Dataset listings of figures
(begin)

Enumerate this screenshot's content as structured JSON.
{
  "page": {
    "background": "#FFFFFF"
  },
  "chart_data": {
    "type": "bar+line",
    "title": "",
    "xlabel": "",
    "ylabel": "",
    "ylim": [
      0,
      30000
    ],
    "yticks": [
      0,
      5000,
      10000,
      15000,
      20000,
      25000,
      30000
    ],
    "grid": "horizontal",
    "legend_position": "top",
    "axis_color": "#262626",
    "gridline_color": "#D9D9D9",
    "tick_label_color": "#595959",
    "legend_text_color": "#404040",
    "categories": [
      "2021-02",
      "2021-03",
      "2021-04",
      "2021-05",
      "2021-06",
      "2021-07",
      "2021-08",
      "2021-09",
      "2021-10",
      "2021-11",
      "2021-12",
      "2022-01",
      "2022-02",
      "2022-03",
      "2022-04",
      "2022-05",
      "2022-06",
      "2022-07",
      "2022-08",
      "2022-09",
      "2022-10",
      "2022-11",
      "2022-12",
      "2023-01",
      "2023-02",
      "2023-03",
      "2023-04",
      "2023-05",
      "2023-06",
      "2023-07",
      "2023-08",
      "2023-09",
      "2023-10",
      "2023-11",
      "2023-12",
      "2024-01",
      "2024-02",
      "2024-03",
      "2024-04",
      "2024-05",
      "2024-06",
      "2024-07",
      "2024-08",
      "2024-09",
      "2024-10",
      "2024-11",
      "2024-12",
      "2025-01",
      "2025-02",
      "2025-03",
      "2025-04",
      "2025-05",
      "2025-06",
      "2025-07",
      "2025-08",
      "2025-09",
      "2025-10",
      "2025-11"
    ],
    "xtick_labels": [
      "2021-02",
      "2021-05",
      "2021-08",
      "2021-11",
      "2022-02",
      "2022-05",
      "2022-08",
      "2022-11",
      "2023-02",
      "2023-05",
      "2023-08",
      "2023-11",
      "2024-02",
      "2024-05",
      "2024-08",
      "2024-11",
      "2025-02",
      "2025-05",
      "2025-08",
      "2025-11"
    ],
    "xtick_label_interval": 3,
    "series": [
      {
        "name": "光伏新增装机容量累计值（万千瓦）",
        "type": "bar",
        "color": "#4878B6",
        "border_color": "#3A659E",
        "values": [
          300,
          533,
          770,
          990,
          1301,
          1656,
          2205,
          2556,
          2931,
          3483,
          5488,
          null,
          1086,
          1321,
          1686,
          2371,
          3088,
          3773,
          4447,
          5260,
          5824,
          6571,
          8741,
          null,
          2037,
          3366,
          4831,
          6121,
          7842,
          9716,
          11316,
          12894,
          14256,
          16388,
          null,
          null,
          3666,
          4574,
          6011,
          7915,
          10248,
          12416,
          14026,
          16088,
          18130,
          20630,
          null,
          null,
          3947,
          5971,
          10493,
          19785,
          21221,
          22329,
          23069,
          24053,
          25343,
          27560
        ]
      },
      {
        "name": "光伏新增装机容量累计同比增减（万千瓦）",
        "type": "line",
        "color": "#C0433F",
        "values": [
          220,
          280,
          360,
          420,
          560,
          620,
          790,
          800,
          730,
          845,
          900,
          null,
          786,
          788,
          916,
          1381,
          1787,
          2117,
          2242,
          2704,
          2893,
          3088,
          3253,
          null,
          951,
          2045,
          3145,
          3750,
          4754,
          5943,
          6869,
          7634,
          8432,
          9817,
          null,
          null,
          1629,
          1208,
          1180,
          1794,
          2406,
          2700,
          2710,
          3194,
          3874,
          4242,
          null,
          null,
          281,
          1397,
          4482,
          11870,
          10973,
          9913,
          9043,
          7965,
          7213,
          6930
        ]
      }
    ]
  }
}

(end)

**Task objective:**
Write out each line of the data above again, exactly as given.

**Final result:**
Enumerate this screenshot's content as structured JSON.
{
  "page": {
    "background": "#FFFFFF"
  },
  "chart_data": {
    "type": "bar+line",
    "title": "",
    "xlabel": "",
    "ylabel": "",
    "ylim": [
      0,
      30000
    ],
    "yticks": [
      0,
      5000,
      10000,
      15000,
      20000,
      25000,
      30000
    ],
    "grid": "horizontal",
    "legend_position": "top",
    "axis_color": "#262626",
    "gridline_color": "#D9D9D9",
    "tick_label_color": "#595959",
    "legend_text_color": "#404040",
    "categories": [
      "2021-02",
      "2021-03",
      "2021-04",
      "2021-05",
      "2021-06",
      "2021-07",
      "2021-08",
      "2021-09",
      "2021-10",
      "2021-11",
      "2021-12",
      "2022-01",
      "2022-02",
      "2022-03",
      "2022-04",
      "2022-05",
      "2022-06",
      "2022-07",
      "2022-08",
      "2022-09",
      "2022-10",
      "2022-11",
      "2022-12",
      "2023-01",
      "2023-02",
      "2023-03",
      "2023-04",
      "2023-05",
      "2023-06",
      "2023-07",
      "2023-08",
      "2023-09",
      "2023-10",
      "2023-11",
      "2023-12",
      "2024-01",
      "2024-02",
      "2024-03",
      "2024-04",
      "2024-05",
      "2024-06",
      "2024-07",
      "2024-08",
      "2024-09",
      "2024-10",
      "2024-11",
      "2024-12",
      "2025-01",
      "2025-02",
      "2025-03",
      "2025-04",
      "2025-05",
      "2025-06",
      "2025-07",
      "2025-08",
      "2025-09",
      "2025-10",
      "2025-11"
    ],
    "xtick_labels": [
      "2021-02",
      "2021-05",
      "2021-08",
      "2021-11",
      "2022-02",
      "2022-05",
      "2022-08",
      "2022-11",
      "2023-02",
      "2023-05",
      "2023-08",
      "2023-11",
      "2024-02",
      "2024-05",
      "2024-08",
      "2024-11",
      "2025-02",
      "2025-05",
      "2025-08",
      "2025-11"
    ],
    "xtick_label_interval": 3,
    "series": [
      {
        "name": "光伏新增装机容量累计值（万千瓦）",
        "type": "bar",
        "color": "#4878B6",
        "border_color": "#3A659E",
        "values": [
          300,
          533,
          770,
          990,
          1301,
          1656,
          2205,
          2556,
          2931,
          3483,
          5488,
          null,
          1086,
          1321,
          1686,
          2371,
          3088,
          3773,
          4447,
          5260,
          5824,
          6571,
          8741,
          null,
          2037,
          3366,
          4831,
          6121,
          7842,
          9716,
          11316,
          12894,
          14256,
          16388,
          null,
          null,
          3666,
          4574,
          6011,
          7915,
          10248,
          12416,
          14026,
          16088,
          18130,
          20630,
          null,
          null,
          3947,
          5971,
          10493,
          19785,
          21221,
          22329,
          23069,
          24053,
          25343,
          27560
        ]
      },
      {
        "name": "光伏新增装机容量累计同比增减（万千瓦）",
        "type": "line",
        "color": "#C0433F",
        "values": [
          220,
          280,
          360,
          420,
          560,
          620,
          790,
          800,
          730,
          845,
          900,
          null,
          786,
          788,
          916,
          1381,
          1787,
          2117,
          2242,
          2704,
          2893,
          3088,
          3253,
          null,
          951,
          2045,
          3145,
          3750,
          4754,
          5943,
          6869,
          7634,
          8432,
          9817,
          null,
          null,
          1629,
          1208,
          1180,
          1794,
          2406,
          2700,
          2710,
          3194,
          3874,
          4242,
          null,
          null,
          281,
          1397,
          4482,
          11870,
          10973,
          9913,
          9043,
          7965,
          7213,
          6930
        ]
      }
    ]
  }
}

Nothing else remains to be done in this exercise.